(Collection entries)
◆ ◆ ◆ ◆ ◆
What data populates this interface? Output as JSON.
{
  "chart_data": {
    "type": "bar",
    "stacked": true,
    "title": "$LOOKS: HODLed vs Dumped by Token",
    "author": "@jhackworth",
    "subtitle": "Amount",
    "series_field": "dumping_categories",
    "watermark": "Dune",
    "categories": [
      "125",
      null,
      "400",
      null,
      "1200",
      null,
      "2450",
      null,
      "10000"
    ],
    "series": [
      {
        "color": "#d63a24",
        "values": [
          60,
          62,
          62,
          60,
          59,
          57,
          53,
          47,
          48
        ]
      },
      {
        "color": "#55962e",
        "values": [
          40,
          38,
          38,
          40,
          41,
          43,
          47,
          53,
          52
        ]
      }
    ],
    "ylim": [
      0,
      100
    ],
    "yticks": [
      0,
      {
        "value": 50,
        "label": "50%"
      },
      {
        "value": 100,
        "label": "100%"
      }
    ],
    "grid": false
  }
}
◆ ◆ ◆ ◆ ◆
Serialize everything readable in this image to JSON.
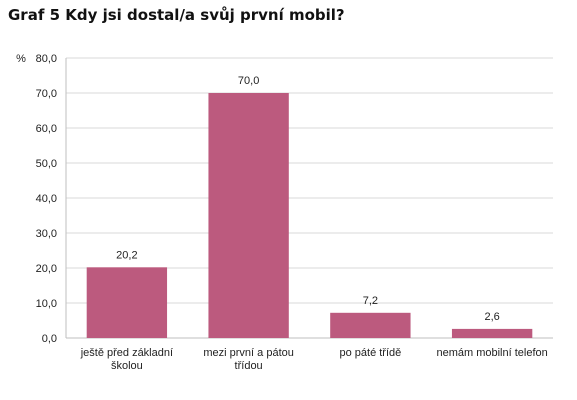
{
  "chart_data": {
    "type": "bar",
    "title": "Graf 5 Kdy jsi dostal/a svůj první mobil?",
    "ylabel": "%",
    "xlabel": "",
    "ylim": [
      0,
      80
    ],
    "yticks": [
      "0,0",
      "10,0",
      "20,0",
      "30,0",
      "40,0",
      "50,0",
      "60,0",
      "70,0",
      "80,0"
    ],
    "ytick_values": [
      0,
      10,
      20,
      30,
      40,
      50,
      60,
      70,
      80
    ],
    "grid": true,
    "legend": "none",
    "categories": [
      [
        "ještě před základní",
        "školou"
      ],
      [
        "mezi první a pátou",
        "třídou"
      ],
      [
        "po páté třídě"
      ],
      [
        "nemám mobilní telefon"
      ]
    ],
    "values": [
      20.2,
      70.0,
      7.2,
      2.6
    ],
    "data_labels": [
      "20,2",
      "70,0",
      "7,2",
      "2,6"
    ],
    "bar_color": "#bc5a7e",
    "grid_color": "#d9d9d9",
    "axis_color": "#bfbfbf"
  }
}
◆ ◆ ◆ ◆ ◆
> **Problem description**: In the entries above, find every line with the word "JSON" and list it.

> **Output of the task**:
What data populates this interface? Output as JSON.
Serialize everything readable in this image to JSON.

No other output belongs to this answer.